Exercise description: Find the lines holding the word "cure" and collect them.
>> start Dataset records
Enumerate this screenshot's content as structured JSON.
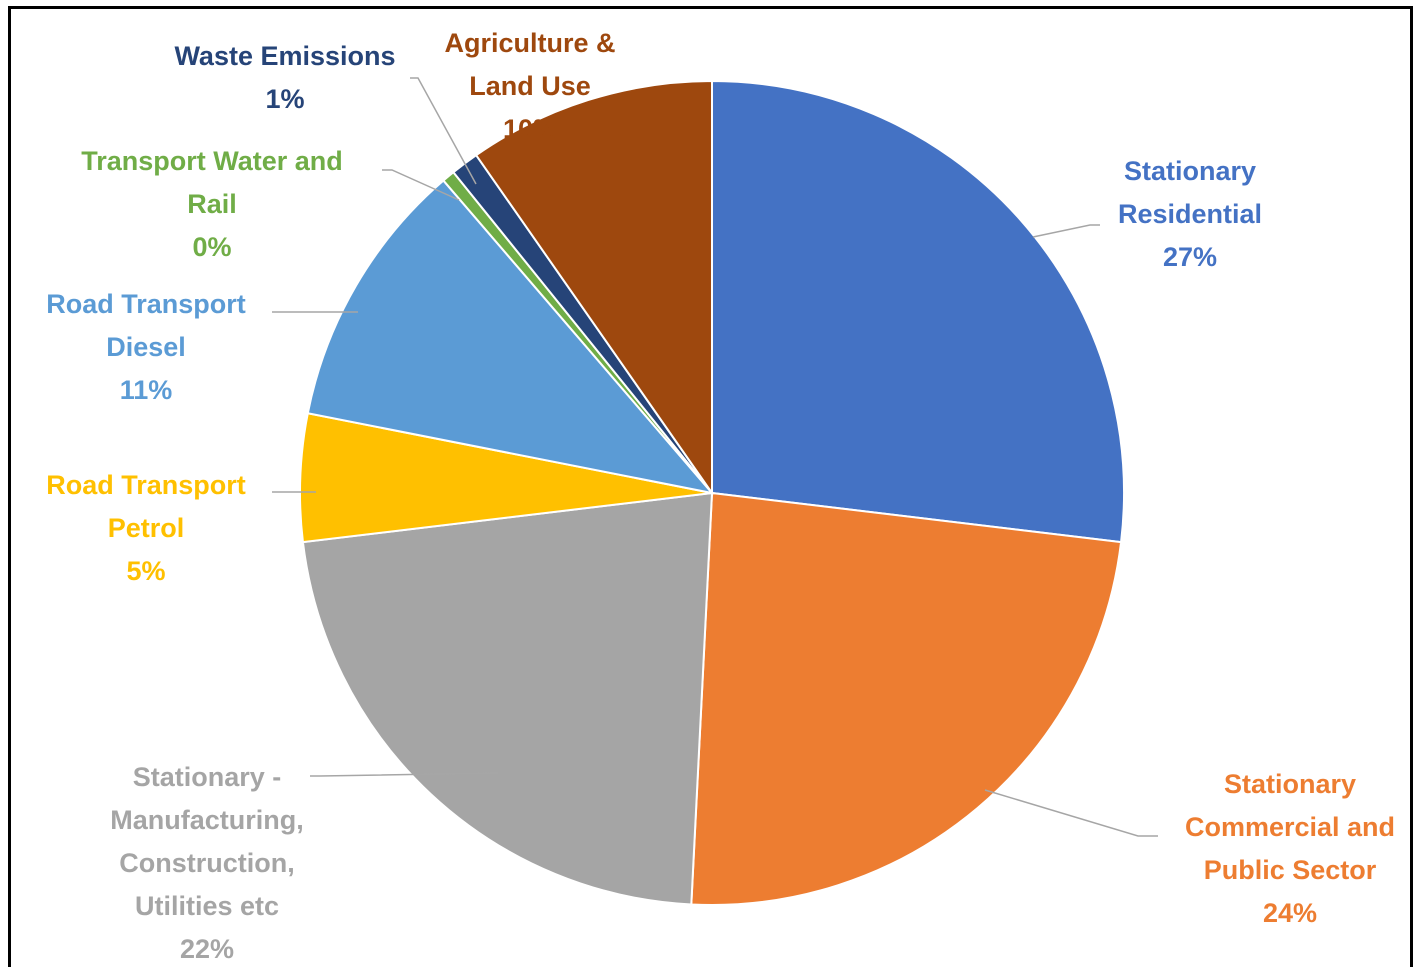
{
  "chart_data": {
    "type": "pie",
    "start_angle_deg": 0,
    "direction": "clockwise",
    "slices": [
      {
        "label_lines": [
          "Stationary",
          "Residential"
        ],
        "pct_text": "27%",
        "value": 26.9,
        "color": "#4472C4",
        "text_color": "#4472C4"
      },
      {
        "label_lines": [
          "Stationary",
          "Commercial and",
          "Public Sector"
        ],
        "pct_text": "24%",
        "value": 23.9,
        "color": "#ED7D31",
        "text_color": "#ED7D31"
      },
      {
        "label_lines": [
          "Stationary -",
          "Manufacturing,",
          "Construction,",
          "Utilities etc"
        ],
        "pct_text": "22%",
        "value": 22.3,
        "color": "#A5A5A5",
        "text_color": "#A5A5A5"
      },
      {
        "label_lines": [
          "Road Transport",
          "Petrol"
        ],
        "pct_text": "5%",
        "value": 5.0,
        "color": "#FFC000",
        "text_color": "#FFC000"
      },
      {
        "label_lines": [
          "Road Transport",
          "Diesel"
        ],
        "pct_text": "11%",
        "value": 10.6,
        "color": "#5B9BD5",
        "text_color": "#5B9BD5"
      },
      {
        "label_lines": [
          "Transport Water and",
          "Rail"
        ],
        "pct_text": "0%",
        "value": 0.5,
        "color": "#70AD47",
        "text_color": "#70AD47"
      },
      {
        "label_lines": [
          "Waste Emissions"
        ],
        "pct_text": "1%",
        "value": 1.1,
        "color": "#264478",
        "text_color": "#264478"
      },
      {
        "label_lines": [
          "Agriculture &",
          "Land Use"
        ],
        "pct_text": "10%",
        "value": 9.7,
        "color": "#9E480E",
        "text_color": "#9E480E"
      }
    ]
  }
}
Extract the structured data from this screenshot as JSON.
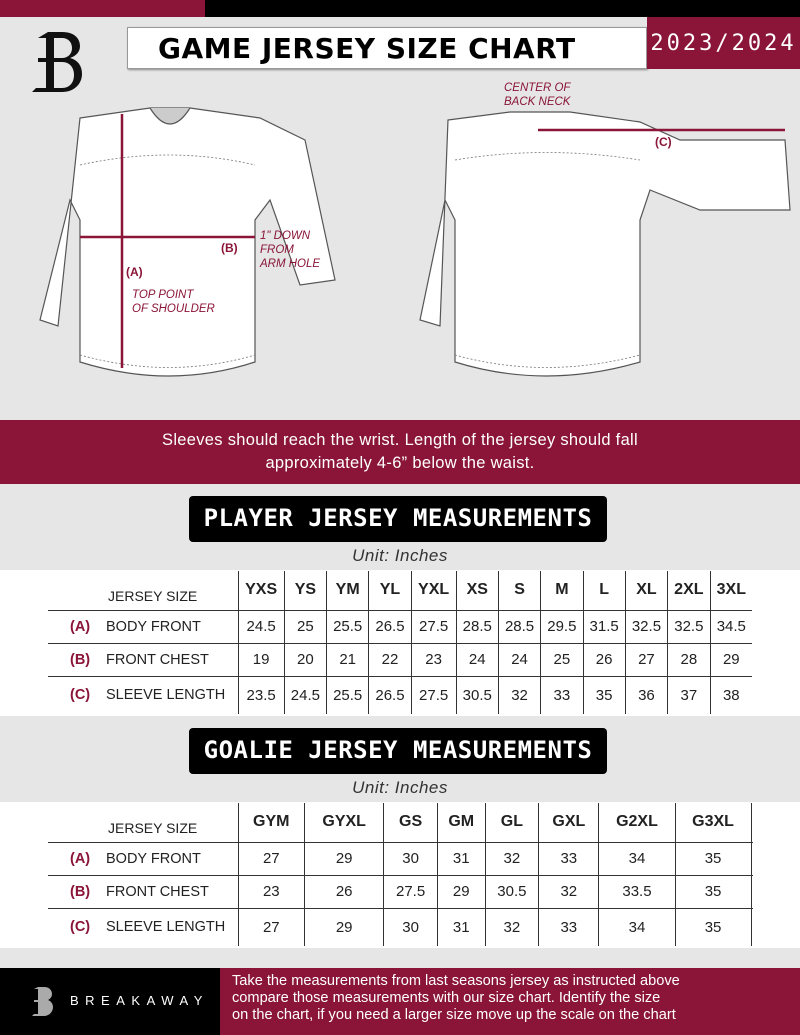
{
  "header": {
    "title": "GAME JERSEY SIZE CHART",
    "season": "2023/2024",
    "logo": "B"
  },
  "annotations": {
    "back_neck": [
      "CENTER OF",
      "BACK NECK"
    ],
    "arm_hole": [
      "1\" DOWN",
      "FROM",
      "ARM HOLE"
    ],
    "shoulder": [
      "TOP POINT",
      "OF SHOULDER"
    ],
    "a": "(A)",
    "b": "(B)",
    "c": "(C)"
  },
  "note": [
    "Sleeves should reach the wrist. Length of the jersey should fall",
    "approximately 4-6” below the waist."
  ],
  "player": {
    "title": "PLAYER JERSEY MEASUREMENTS",
    "unit": "Unit: Inches",
    "size_label": "JERSEY SIZE",
    "sizes": [
      "YXS",
      "YS",
      "YM",
      "YL",
      "YXL",
      "XS",
      "S",
      "M",
      "L",
      "XL",
      "2XL",
      "3XL"
    ],
    "rows": [
      {
        "letter": "(A)",
        "name": "BODY FRONT",
        "values": [
          "24.5",
          "25",
          "25.5",
          "26.5",
          "27.5",
          "28.5",
          "28.5",
          "29.5",
          "31.5",
          "32.5",
          "32.5",
          "34.5"
        ]
      },
      {
        "letter": "(B)",
        "name": "FRONT CHEST",
        "values": [
          "19",
          "20",
          "21",
          "22",
          "23",
          "24",
          "24",
          "25",
          "26",
          "27",
          "28",
          "29"
        ]
      },
      {
        "letter": "(C)",
        "name": "SLEEVE LENGTH",
        "values": [
          "23.5",
          "24.5",
          "25.5",
          "26.5",
          "27.5",
          "30.5",
          "32",
          "33",
          "35",
          "36",
          "37",
          "38"
        ]
      }
    ]
  },
  "goalie": {
    "title": "GOALIE JERSEY MEASUREMENTS",
    "unit": "Unit: Inches",
    "size_label": "JERSEY SIZE",
    "sizes": [
      "GYM",
      "GYXL",
      "GS",
      "GM",
      "GL",
      "GXL",
      "G2XL",
      "G3XL",
      ""
    ],
    "rows": [
      {
        "letter": "(A)",
        "name": "BODY FRONT",
        "values": [
          "27",
          "29",
          "30",
          "31",
          "32",
          "33",
          "34",
          "35",
          ""
        ]
      },
      {
        "letter": "(B)",
        "name": "FRONT CHEST",
        "values": [
          "23",
          "26",
          "27.5",
          "29",
          "30.5",
          "32",
          "33.5",
          "35",
          ""
        ]
      },
      {
        "letter": "(C)",
        "name": "SLEEVE LENGTH",
        "values": [
          "27",
          "29",
          "30",
          "31",
          "32",
          "33",
          "34",
          "35",
          ""
        ]
      }
    ]
  },
  "footer": {
    "brand": "BREAKAWAY",
    "text": [
      "Take the measurements from last seasons jersey as instructed above",
      "compare those measurements  with our size chart. Identify the size",
      "on the chart, if you need a larger size move up the scale on the chart"
    ]
  },
  "colors": {
    "accent": "#8a1538",
    "black": "#000000",
    "background": "#e6e6e7"
  }
}
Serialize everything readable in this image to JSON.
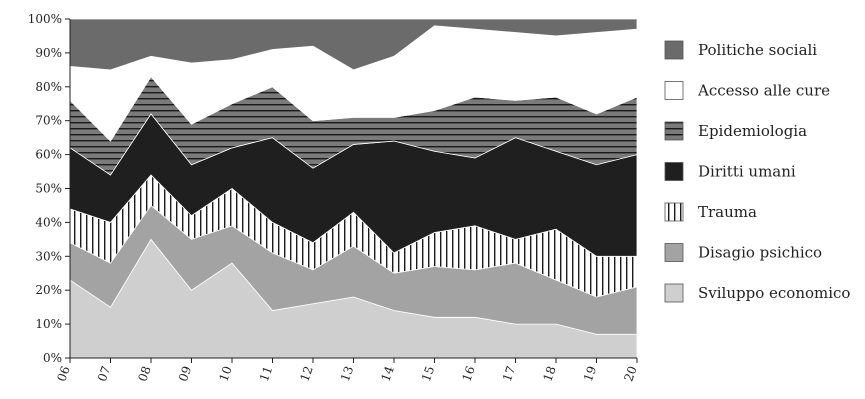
{
  "chart_data": {
    "type": "area",
    "stacked": true,
    "normalized": true,
    "title": "",
    "xlabel": "",
    "ylabel": "",
    "x": [
      "2006",
      "2007",
      "2008",
      "2009",
      "2010",
      "2011",
      "2012",
      "2013",
      "2014",
      "2015",
      "2016",
      "2017",
      "2018",
      "2019",
      "2020"
    ],
    "x_tick_labels": [
      "06",
      "07",
      "08",
      "09",
      "10",
      "11",
      "12",
      "13",
      "14",
      "15",
      "16",
      "17",
      "18",
      "19",
      "20"
    ],
    "y_tick_labels": [
      "0%",
      "10%",
      "20%",
      "30%",
      "40%",
      "50%",
      "60%",
      "70%",
      "80%",
      "90%",
      "100%"
    ],
    "ylim": [
      0,
      100
    ],
    "grid": false,
    "legend_position": "right",
    "series": [
      {
        "name": "Sviluppo economico",
        "color": "#cfcfcf",
        "pattern": "solid",
        "values": [
          23,
          15,
          35,
          20,
          28,
          14,
          16,
          18,
          14,
          12,
          12,
          10,
          10,
          7,
          7
        ]
      },
      {
        "name": "Disagio psichico",
        "color": "#a3a3a3",
        "pattern": "solid",
        "values": [
          11,
          13,
          10,
          15,
          11,
          17,
          10,
          15,
          11,
          15,
          14,
          18,
          13,
          11,
          14
        ]
      },
      {
        "name": "Trauma",
        "color": "#ffffff",
        "pattern": "vertical-lines",
        "values": [
          10,
          12,
          9,
          7,
          11,
          9,
          8,
          10,
          6,
          10,
          13,
          7,
          15,
          12,
          9
        ]
      },
      {
        "name": "Diritti umani",
        "color": "#1f1f1f",
        "pattern": "solid",
        "values": [
          18,
          14,
          18,
          15,
          12,
          25,
          22,
          20,
          33,
          24,
          20,
          30,
          23,
          27,
          30
        ]
      },
      {
        "name": "Epidemiologia",
        "color": "#7a7a7a",
        "pattern": "horizontal-lines",
        "values": [
          14,
          10,
          11,
          12,
          13,
          15,
          14,
          8,
          7,
          12,
          18,
          11,
          16,
          15,
          17
        ]
      },
      {
        "name": "Accesso alle cure",
        "color": "#ffffff",
        "pattern": "solid",
        "values": [
          10,
          21,
          6,
          18,
          13,
          11,
          22,
          14,
          18,
          25,
          20,
          20,
          18,
          24,
          20
        ]
      },
      {
        "name": "Politiche sociali",
        "color": "#6b6b6b",
        "pattern": "solid",
        "values": [
          14,
          15,
          11,
          13,
          12,
          9,
          8,
          15,
          11,
          2,
          3,
          4,
          5,
          4,
          3
        ]
      }
    ],
    "legend_order": [
      "Politiche sociali",
      "Accesso alle cure",
      "Epidemiologia",
      "Diritti umani",
      "Trauma",
      "Disagio psichico",
      "Sviluppo economico"
    ]
  }
}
>> end Dataset records
Task response:
        "name": "Accesso alle cure",
      "Accesso alle cure",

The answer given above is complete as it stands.